[Source records]
┌────────
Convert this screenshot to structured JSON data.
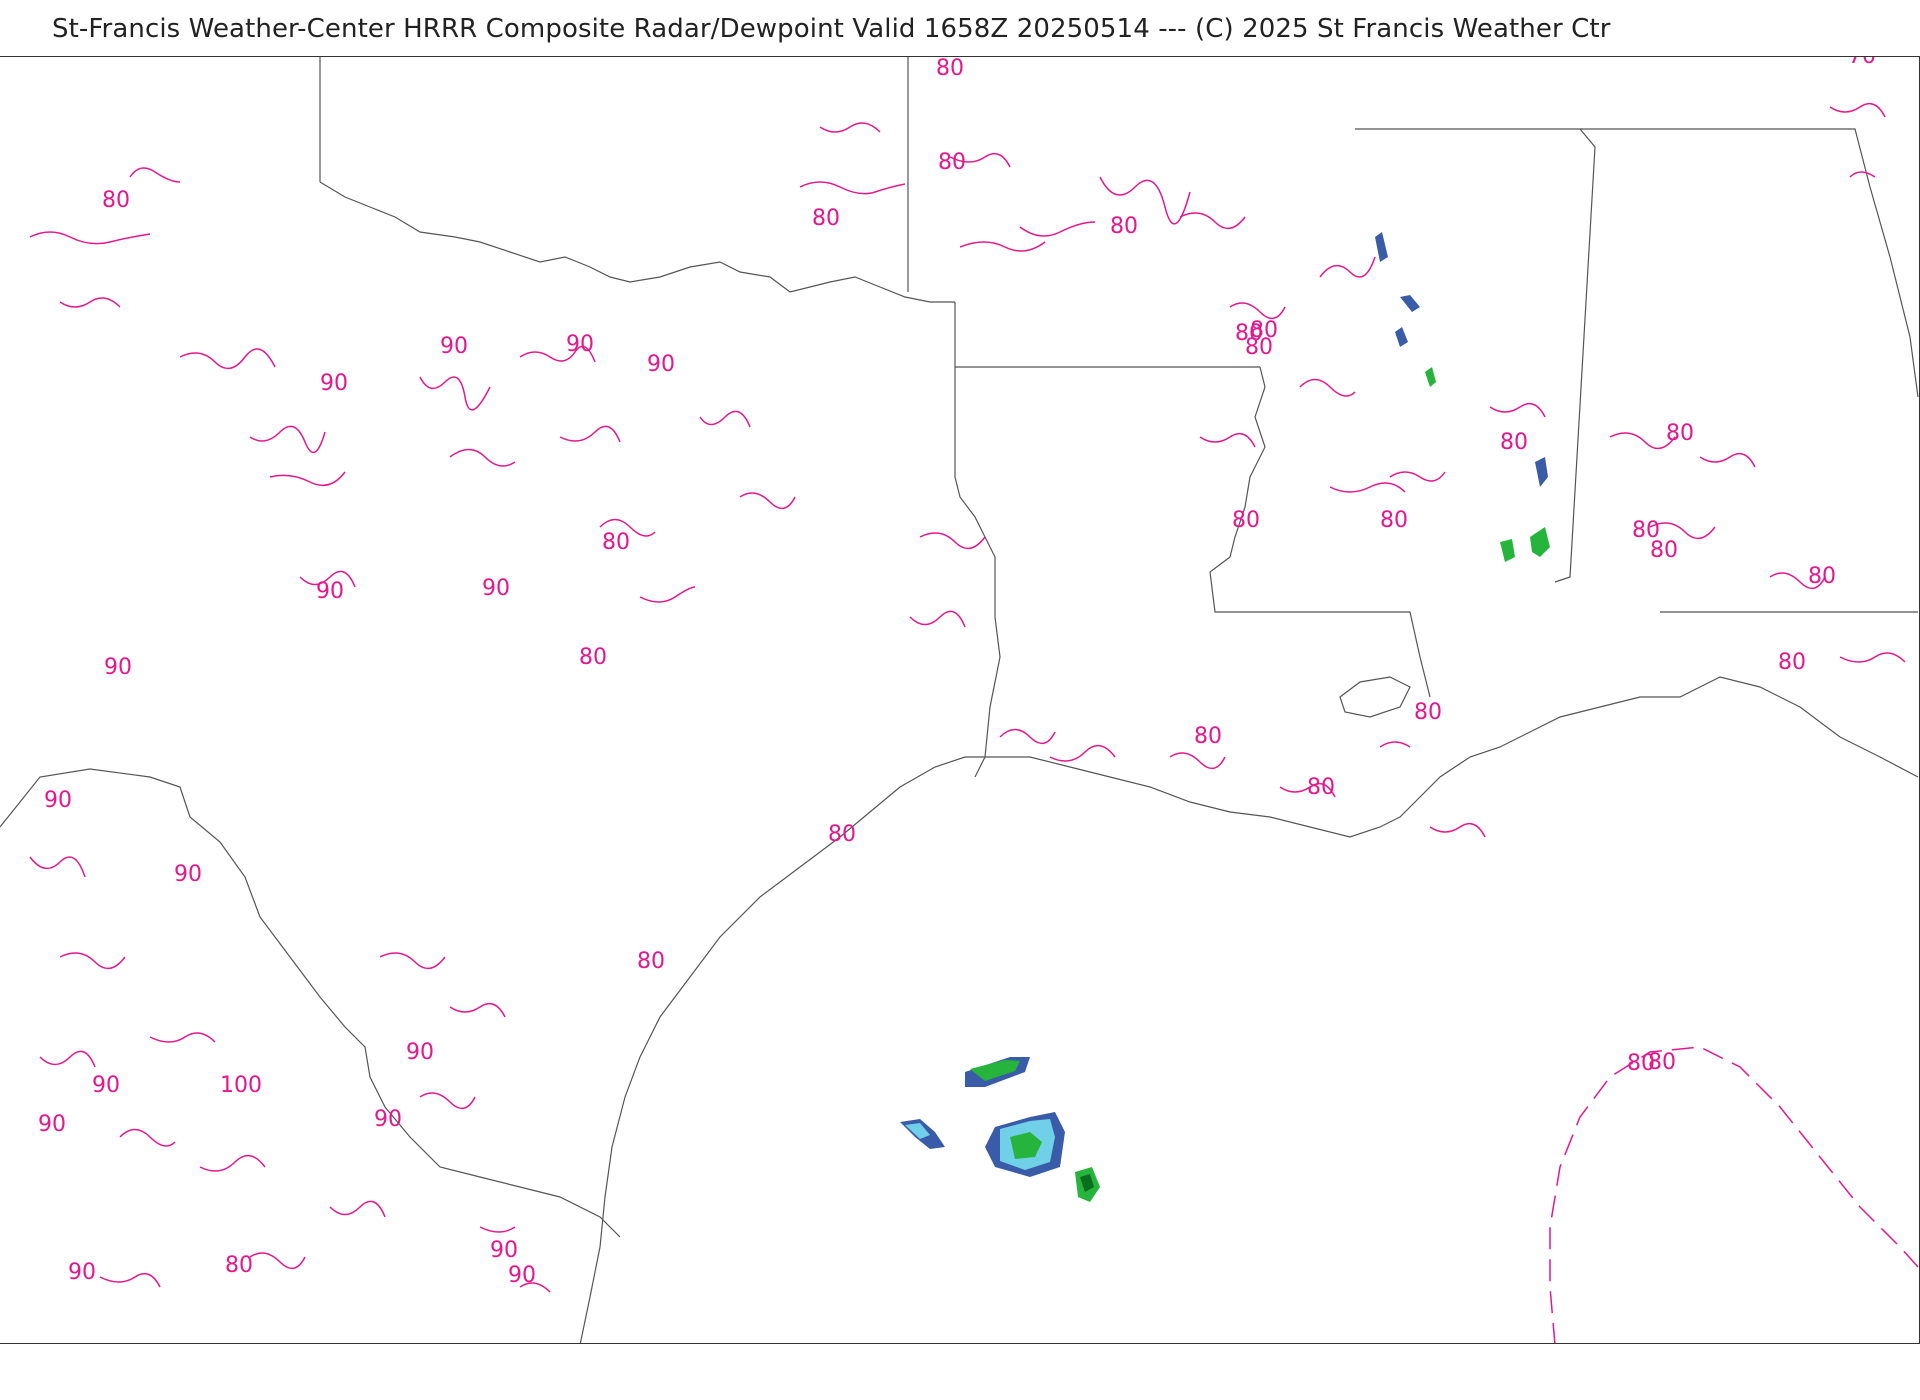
{
  "header": {
    "title": "St-Francis Weather-Center HRRR Composite Radar/Dewpoint  Valid  1658Z 20250514  --- (C) 2025 St Francis Weather Ctr"
  },
  "colors": {
    "contour": "#e5178c",
    "boundary": "#555555",
    "radar_light": "#6fd0e8",
    "radar_mid": "#3a5ca8",
    "radar_green": "#26b43c",
    "radar_dark_green": "#0b6e1e"
  },
  "contour_labels": [
    "80",
    "80",
    "80",
    "80",
    "80",
    "90",
    "90",
    "90",
    "90",
    "90",
    "80",
    "90",
    "90",
    "80",
    "90",
    "80",
    "80",
    "80",
    "80",
    "80",
    "80",
    "80",
    "80",
    "80",
    "80",
    "80",
    "80",
    "80",
    "80",
    "80",
    "80",
    "80",
    "90",
    "90",
    "90",
    "100",
    "90",
    "90",
    "90",
    "90",
    "80",
    "90",
    "80",
    "70"
  ]
}
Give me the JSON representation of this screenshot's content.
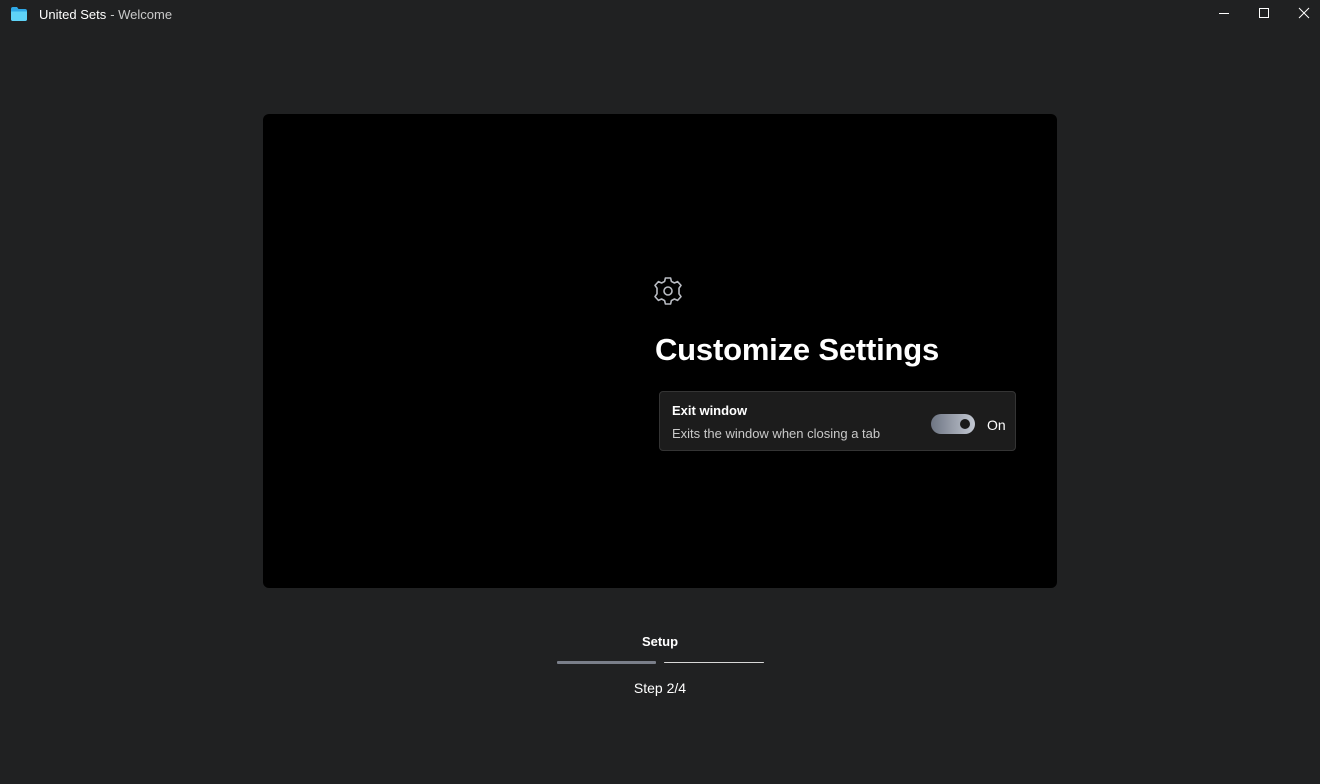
{
  "window": {
    "app_name": "United Sets",
    "subtitle": "- Welcome",
    "app_icon": "folder-icon",
    "controls": [
      "minimize-icon",
      "maximize-icon",
      "close-icon"
    ]
  },
  "page": {
    "icon": "gear-icon",
    "heading": "Customize Settings"
  },
  "setting": {
    "title": "Exit window",
    "description": "Exits the window when closing a tab",
    "state_label": "On",
    "enabled": true,
    "accent_color": "#c3c8d2"
  },
  "progress": {
    "label": "Setup",
    "step_text": "Step 2/4",
    "current_step": 2,
    "total_steps": 4
  }
}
└────────
● **Problem to solve**: Go through the records above, find every line with the word "window", and list those lines.

● **Exercise answer**:
  "window": {
    "title": "Exit window",
    "description": "Exits the window when closing a tab",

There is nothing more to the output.